- [Problem requirements]:
Copy the rows below word for word, from the first one through the line that contains "search-icon[interactable] [451,19,457,25]".

- [Dataset records]:
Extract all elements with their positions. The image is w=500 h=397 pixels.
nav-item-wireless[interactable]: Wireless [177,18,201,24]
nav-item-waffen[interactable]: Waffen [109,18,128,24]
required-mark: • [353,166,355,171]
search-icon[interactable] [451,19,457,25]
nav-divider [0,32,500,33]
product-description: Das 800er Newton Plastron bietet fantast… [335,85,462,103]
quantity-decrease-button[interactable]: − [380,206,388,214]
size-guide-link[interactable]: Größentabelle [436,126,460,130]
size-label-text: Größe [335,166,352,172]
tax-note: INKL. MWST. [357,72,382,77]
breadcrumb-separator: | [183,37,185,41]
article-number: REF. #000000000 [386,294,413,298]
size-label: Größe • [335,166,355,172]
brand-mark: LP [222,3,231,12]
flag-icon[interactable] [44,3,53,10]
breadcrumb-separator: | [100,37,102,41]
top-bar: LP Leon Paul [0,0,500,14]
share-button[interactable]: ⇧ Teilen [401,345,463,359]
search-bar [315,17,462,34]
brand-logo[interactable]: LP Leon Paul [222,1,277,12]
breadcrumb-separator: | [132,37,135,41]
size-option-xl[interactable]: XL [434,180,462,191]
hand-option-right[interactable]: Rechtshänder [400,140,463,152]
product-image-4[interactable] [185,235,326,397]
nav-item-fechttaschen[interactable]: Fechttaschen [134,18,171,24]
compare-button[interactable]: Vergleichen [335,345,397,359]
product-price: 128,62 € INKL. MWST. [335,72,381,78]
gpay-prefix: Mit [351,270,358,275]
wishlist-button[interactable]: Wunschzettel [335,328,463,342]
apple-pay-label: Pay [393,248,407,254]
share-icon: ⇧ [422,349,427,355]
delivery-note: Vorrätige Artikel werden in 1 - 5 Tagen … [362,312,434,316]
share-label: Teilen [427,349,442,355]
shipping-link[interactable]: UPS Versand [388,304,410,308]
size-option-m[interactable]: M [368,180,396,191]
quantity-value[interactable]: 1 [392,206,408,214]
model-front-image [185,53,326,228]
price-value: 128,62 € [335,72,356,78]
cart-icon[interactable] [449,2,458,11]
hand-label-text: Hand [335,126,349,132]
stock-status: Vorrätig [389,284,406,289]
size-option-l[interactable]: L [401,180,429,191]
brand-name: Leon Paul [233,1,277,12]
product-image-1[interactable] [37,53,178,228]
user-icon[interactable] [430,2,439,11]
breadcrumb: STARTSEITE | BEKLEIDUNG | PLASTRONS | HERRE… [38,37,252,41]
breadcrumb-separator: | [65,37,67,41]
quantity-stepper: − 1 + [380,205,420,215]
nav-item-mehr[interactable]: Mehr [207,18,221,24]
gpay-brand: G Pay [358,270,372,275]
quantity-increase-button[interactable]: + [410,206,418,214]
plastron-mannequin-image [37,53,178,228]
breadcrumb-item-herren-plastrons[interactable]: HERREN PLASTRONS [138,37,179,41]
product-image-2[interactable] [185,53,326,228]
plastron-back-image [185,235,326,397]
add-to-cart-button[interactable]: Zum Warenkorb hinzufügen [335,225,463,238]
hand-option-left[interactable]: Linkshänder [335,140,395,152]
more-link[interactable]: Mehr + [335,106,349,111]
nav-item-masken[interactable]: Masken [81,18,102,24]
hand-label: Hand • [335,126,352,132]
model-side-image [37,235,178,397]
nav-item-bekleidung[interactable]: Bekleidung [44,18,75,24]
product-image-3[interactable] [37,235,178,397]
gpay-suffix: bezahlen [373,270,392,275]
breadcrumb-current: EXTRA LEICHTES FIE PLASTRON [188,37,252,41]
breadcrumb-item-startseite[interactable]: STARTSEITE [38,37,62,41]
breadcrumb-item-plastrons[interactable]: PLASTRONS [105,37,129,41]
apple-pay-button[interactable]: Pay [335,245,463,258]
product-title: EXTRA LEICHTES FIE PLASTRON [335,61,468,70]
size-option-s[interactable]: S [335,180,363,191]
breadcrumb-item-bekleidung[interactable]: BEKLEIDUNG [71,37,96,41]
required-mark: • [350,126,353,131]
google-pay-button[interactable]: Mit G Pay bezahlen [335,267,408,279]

- [Answer to this problem]:
Extract all elements with their positions. The image is w=500 h=397 pixels.
nav-item-wireless[interactable]: Wireless [177,18,201,24]
nav-item-waffen[interactable]: Waffen [109,18,128,24]
required-mark: • [353,166,355,171]
search-icon[interactable] [451,19,457,25]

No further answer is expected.